[start DATA PROVIDED]
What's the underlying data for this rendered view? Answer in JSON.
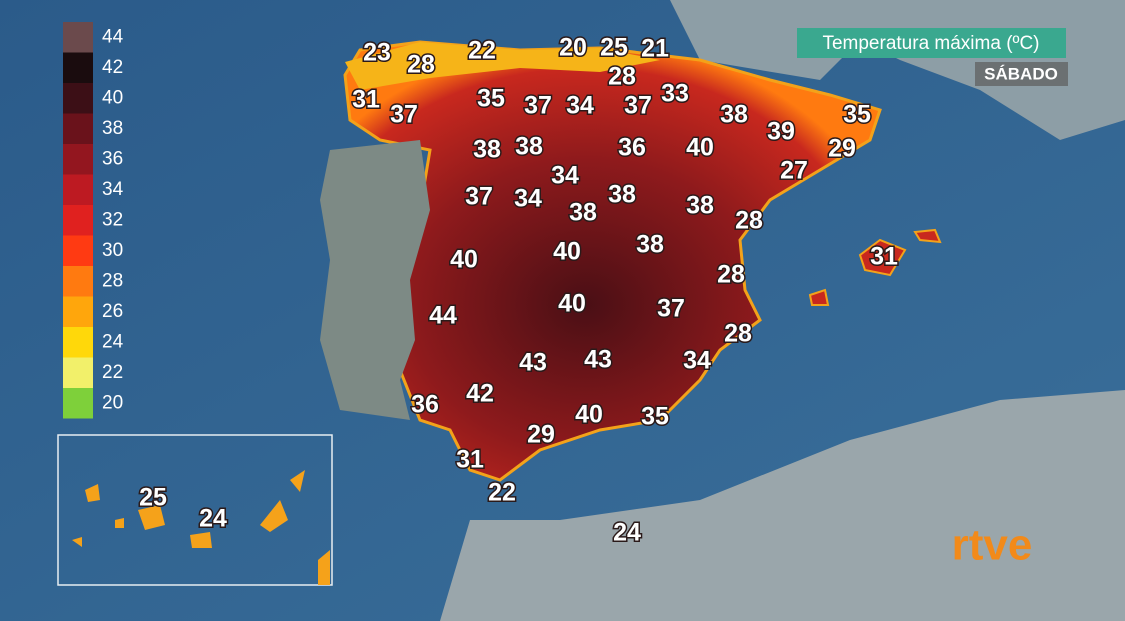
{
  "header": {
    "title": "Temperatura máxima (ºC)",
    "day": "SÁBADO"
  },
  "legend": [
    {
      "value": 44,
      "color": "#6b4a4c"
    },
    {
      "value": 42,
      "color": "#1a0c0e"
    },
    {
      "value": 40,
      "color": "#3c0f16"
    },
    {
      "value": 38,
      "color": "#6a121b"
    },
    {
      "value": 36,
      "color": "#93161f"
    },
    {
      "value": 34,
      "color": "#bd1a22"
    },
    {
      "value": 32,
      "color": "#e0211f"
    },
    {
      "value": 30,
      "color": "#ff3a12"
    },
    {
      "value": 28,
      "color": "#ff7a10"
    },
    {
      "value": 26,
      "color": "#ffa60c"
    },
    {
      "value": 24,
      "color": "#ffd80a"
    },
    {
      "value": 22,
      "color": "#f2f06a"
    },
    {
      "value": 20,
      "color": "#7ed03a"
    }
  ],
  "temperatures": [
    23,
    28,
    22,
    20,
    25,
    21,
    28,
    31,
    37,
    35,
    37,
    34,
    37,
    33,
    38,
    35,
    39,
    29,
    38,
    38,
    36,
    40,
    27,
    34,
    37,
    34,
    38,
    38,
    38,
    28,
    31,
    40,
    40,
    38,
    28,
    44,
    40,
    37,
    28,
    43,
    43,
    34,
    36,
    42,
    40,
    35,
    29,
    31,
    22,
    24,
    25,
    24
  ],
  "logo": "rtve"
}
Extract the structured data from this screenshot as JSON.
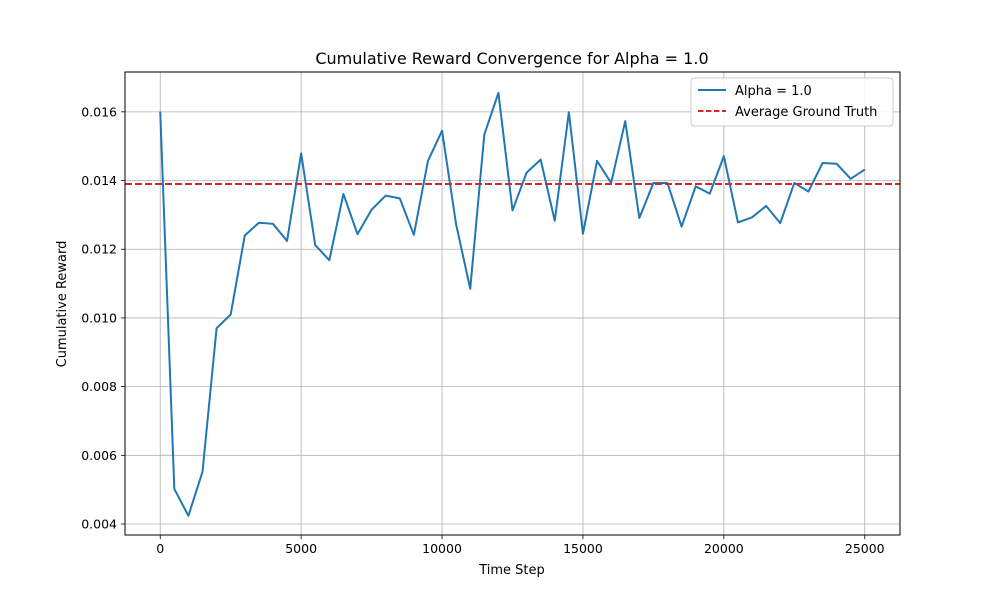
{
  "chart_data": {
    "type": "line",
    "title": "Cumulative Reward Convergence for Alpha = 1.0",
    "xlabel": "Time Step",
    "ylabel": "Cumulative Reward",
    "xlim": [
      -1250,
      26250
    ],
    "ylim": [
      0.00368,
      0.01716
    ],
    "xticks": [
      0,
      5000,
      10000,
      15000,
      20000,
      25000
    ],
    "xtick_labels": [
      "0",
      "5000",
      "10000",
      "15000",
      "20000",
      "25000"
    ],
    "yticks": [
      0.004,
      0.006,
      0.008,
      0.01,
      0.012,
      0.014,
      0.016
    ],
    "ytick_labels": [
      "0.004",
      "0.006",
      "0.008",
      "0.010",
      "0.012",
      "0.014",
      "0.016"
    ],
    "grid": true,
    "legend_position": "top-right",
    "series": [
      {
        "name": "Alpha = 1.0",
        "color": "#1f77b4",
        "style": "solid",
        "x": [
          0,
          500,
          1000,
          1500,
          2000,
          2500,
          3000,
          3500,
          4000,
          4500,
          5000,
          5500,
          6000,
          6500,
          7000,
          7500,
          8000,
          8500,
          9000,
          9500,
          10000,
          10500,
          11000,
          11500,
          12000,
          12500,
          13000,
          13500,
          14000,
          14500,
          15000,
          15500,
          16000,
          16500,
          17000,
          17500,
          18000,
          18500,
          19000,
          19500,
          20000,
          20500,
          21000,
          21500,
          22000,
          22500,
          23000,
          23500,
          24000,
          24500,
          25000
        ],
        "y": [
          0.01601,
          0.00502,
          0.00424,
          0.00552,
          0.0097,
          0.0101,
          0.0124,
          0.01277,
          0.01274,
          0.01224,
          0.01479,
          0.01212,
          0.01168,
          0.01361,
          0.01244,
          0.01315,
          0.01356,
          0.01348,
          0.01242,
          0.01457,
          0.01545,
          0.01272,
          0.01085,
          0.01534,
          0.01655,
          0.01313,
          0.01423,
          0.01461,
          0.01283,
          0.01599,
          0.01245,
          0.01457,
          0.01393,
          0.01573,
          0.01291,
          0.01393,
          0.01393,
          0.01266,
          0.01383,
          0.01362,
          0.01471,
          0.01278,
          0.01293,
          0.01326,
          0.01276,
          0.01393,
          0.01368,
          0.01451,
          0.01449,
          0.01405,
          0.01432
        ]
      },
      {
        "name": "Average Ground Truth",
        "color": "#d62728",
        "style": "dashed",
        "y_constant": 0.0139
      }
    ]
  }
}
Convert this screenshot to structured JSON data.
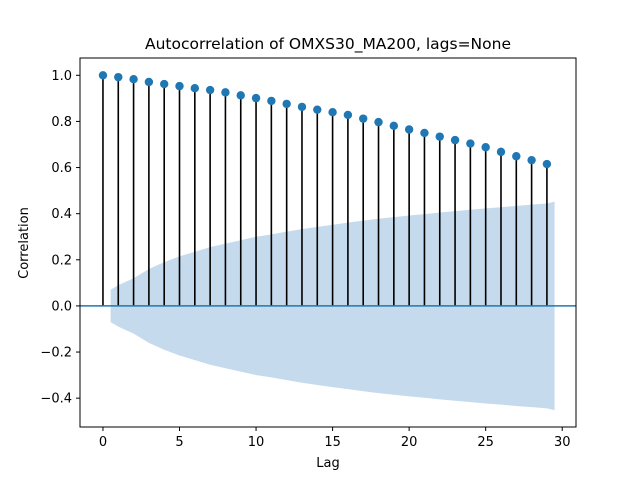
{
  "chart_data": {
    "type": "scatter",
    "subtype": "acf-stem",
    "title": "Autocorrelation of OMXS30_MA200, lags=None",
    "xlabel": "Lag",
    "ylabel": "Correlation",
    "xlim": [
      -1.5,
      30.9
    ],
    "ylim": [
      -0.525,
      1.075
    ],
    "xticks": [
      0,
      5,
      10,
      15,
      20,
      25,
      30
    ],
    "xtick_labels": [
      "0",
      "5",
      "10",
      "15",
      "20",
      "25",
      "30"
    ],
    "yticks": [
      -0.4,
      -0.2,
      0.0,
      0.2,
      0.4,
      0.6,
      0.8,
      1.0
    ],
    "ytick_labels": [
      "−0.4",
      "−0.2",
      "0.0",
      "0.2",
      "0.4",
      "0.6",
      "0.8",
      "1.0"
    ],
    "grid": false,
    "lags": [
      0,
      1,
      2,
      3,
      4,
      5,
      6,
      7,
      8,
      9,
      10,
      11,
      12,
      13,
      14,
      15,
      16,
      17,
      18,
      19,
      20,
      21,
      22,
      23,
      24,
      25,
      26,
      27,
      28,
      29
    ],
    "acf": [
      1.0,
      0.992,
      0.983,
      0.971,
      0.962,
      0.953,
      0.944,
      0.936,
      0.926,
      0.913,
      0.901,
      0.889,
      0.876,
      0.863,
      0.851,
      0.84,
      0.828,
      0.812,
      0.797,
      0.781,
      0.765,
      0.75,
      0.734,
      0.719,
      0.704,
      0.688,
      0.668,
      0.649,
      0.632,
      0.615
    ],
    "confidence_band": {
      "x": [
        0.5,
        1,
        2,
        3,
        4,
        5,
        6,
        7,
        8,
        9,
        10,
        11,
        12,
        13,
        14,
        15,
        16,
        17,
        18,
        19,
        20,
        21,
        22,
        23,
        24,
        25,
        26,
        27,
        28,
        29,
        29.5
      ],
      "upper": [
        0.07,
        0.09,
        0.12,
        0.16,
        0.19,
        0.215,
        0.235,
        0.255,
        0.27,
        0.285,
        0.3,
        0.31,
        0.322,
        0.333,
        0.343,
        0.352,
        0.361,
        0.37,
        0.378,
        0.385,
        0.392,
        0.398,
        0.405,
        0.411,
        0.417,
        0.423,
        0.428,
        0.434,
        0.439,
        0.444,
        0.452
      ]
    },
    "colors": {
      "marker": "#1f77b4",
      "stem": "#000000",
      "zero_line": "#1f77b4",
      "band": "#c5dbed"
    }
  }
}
[end DATA PROVIDED]
**TO DO**
Filter the listing for the word "Reward" and copy every line that holds it.

**THE ANSWER**
    "title": "Cumulative Reward Convergence for Alpha = 1.0",
    "ylabel": "Cumulative Reward",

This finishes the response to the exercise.